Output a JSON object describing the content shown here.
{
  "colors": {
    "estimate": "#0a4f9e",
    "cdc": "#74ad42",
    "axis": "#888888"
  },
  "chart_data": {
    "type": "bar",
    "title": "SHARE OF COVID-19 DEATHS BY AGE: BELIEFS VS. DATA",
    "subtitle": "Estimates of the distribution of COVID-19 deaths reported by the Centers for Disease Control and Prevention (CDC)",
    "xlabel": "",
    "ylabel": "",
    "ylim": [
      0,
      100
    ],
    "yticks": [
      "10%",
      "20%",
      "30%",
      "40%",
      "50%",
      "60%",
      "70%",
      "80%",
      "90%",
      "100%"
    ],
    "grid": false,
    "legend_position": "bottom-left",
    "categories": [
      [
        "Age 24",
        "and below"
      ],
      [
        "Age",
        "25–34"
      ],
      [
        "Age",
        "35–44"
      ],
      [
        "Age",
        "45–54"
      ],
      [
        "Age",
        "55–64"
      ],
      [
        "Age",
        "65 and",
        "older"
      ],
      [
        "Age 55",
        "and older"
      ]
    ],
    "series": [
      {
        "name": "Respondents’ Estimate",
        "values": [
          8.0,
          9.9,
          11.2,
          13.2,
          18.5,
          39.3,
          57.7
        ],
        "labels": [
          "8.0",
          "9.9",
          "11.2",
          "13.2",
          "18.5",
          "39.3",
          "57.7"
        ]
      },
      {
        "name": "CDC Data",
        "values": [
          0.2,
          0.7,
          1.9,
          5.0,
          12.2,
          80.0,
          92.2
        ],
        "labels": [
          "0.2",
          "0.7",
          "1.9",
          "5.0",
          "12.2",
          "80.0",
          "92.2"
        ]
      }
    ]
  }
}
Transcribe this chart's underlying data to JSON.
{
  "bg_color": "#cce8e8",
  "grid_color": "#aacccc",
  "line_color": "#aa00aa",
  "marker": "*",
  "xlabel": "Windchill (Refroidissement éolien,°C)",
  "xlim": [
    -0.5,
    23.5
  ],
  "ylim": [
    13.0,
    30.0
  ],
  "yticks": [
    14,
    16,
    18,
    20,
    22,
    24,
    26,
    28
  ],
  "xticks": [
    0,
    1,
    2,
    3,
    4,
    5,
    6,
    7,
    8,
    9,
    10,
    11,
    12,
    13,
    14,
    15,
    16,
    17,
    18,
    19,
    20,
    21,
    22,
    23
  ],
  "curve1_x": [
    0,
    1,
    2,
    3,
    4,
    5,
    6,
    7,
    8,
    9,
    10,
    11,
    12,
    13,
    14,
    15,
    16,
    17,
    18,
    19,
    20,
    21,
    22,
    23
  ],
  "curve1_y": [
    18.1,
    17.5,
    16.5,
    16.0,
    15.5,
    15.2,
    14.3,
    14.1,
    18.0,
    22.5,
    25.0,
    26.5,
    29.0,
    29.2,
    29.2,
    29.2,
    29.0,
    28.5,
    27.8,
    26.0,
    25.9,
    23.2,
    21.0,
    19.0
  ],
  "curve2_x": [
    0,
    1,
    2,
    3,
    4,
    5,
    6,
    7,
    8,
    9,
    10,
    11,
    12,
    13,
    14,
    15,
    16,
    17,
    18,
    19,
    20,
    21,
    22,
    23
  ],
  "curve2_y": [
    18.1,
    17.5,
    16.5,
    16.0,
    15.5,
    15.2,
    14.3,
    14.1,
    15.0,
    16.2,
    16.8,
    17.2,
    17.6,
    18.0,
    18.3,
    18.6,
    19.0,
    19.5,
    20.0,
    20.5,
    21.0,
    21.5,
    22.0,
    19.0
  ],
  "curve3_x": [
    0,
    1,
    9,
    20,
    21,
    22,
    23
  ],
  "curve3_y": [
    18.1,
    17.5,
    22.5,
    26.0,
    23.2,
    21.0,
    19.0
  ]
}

Task prompt:
Each record above should be restated word for word.

Response:
Output a JSON object describing the content shown here.
{
  "colors": {
    "estimate": "#0a4f9e",
    "cdc": "#74ad42",
    "axis": "#888888"
  },
  "chart_data": {
    "type": "bar",
    "title": "SHARE OF COVID-19 DEATHS BY AGE: BELIEFS VS. DATA",
    "subtitle": "Estimates of the distribution of COVID-19 deaths reported by the Centers for Disease Control and Prevention (CDC)",
    "xlabel": "",
    "ylabel": "",
    "ylim": [
      0,
      100
    ],
    "yticks": [
      "10%",
      "20%",
      "30%",
      "40%",
      "50%",
      "60%",
      "70%",
      "80%",
      "90%",
      "100%"
    ],
    "grid": false,
    "legend_position": "bottom-left",
    "categories": [
      [
        "Age 24",
        "and below"
      ],
      [
        "Age",
        "25–34"
      ],
      [
        "Age",
        "35–44"
      ],
      [
        "Age",
        "45–54"
      ],
      [
        "Age",
        "55–64"
      ],
      [
        "Age",
        "65 and",
        "older"
      ],
      [
        "Age 55",
        "and older"
      ]
    ],
    "series": [
      {
        "name": "Respondents’ Estimate",
        "values": [
          8.0,
          9.9,
          11.2,
          13.2,
          18.5,
          39.3,
          57.7
        ],
        "labels": [
          "8.0",
          "9.9",
          "11.2",
          "13.2",
          "18.5",
          "39.3",
          "57.7"
        ]
      },
      {
        "name": "CDC Data",
        "values": [
          0.2,
          0.7,
          1.9,
          5.0,
          12.2,
          80.0,
          92.2
        ],
        "labels": [
          "0.2",
          "0.7",
          "1.9",
          "5.0",
          "12.2",
          "80.0",
          "92.2"
        ]
      }
    ]
  }
}
Transcribe this chart's underlying data to JSON.
{
  "bg_color": "#cce8e8",
  "grid_color": "#aacccc",
  "line_color": "#aa00aa",
  "marker": "*",
  "xlabel": "Windchill (Refroidissement éolien,°C)",
  "xlim": [
    -0.5,
    23.5
  ],
  "ylim": [
    13.0,
    30.0
  ],
  "yticks": [
    14,
    16,
    18,
    20,
    22,
    24,
    26,
    28
  ],
  "xticks": [
    0,
    1,
    2,
    3,
    4,
    5,
    6,
    7,
    8,
    9,
    10,
    11,
    12,
    13,
    14,
    15,
    16,
    17,
    18,
    19,
    20,
    21,
    22,
    23
  ],
  "curve1_x": [
    0,
    1,
    2,
    3,
    4,
    5,
    6,
    7,
    8,
    9,
    10,
    11,
    12,
    13,
    14,
    15,
    16,
    17,
    18,
    19,
    20,
    21,
    22,
    23
  ],
  "curve1_y": [
    18.1,
    17.5,
    16.5,
    16.0,
    15.5,
    15.2,
    14.3,
    14.1,
    18.0,
    22.5,
    25.0,
    26.5,
    29.0,
    29.2,
    29.2,
    29.2,
    29.0,
    28.5,
    27.8,
    26.0,
    25.9,
    23.2,
    21.0,
    19.0
  ],
  "curve2_x": [
    0,
    1,
    2,
    3,
    4,
    5,
    6,
    7,
    8,
    9,
    10,
    11,
    12,
    13,
    14,
    15,
    16,
    17,
    18,
    19,
    20,
    21,
    22,
    23
  ],
  "curve2_y": [
    18.1,
    17.5,
    16.5,
    16.0,
    15.5,
    15.2,
    14.3,
    14.1,
    15.0,
    16.2,
    16.8,
    17.2,
    17.6,
    18.0,
    18.3,
    18.6,
    19.0,
    19.5,
    20.0,
    20.5,
    21.0,
    21.5,
    22.0,
    19.0
  ],
  "curve3_x": [
    0,
    1,
    9,
    20,
    21,
    22,
    23
  ],
  "curve3_y": [
    18.1,
    17.5,
    22.5,
    26.0,
    23.2,
    21.0,
    19.0
  ]
}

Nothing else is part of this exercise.